• Task directions:
Copy all records verbatim.
◆ ◆ ◆ ◆
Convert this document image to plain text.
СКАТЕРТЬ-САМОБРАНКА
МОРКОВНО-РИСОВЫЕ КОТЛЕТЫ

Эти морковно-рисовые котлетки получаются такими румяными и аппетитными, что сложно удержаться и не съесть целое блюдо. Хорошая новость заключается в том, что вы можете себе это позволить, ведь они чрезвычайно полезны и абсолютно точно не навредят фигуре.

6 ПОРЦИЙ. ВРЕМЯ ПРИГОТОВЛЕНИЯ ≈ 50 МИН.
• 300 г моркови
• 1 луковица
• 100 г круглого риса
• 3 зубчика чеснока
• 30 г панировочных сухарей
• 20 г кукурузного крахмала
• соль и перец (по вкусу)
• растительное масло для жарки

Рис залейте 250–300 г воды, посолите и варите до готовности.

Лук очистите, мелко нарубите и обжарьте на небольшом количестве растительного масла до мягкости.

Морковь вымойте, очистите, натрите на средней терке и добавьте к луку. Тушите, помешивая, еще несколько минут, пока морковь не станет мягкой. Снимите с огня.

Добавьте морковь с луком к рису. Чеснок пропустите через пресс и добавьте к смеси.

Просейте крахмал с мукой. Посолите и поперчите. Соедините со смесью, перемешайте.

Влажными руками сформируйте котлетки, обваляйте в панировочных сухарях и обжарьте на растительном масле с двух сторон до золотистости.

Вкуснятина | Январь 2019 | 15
◆ ◆ ◆ ◆
• Final answer:
Convert this document image to plain text.
СКАТЕРТЬ-САМОБРАНКА
МОРКОВНО-РИСОВЫЕ КОТЛЕТЫ

Эти морковно-рисовые котлетки получаются такими румяными и аппетитными, что сложно удержаться и не съесть целое блюдо. Хорошая новость заключается в том, что вы можете себе это позволить, ведь они чрезвычайно полезны и абсолютно точно не навредят фигуре.

6 ПОРЦИЙ. ВРЕМЯ ПРИГОТОВЛЕНИЯ ≈ 50 МИН.
• 300 г моркови
• 1 луковица
• 100 г круглого риса
• 3 зубчика чеснока
• 30 г панировочных сухарей
• 20 г кукурузного крахмала
• соль и перец (по вкусу)
• растительное масло для жарки

Рис залейте 250–300 г воды, посолите и варите до готовности.

Лук очистите, мелко нарубите и обжарьте на небольшом количестве растительного масла до мягкости.

Морковь вымойте, очистите, натрите на средней терке и добавьте к луку. Тушите, помешивая, еще несколько минут, пока морковь не станет мягкой. Снимите с огня.

Добавьте морковь с луком к рису. Чеснок пропустите через пресс и добавьте к смеси.

Просейте крахмал с мукой. Посолите и поперчите. Соедините со смесью, перемешайте.

Влажными руками сформируйте котлетки, обваляйте в панировочных сухарях и обжарьте на растительном масле с двух сторон до золотистости.

Вкуснятина | Январь 2019 | 15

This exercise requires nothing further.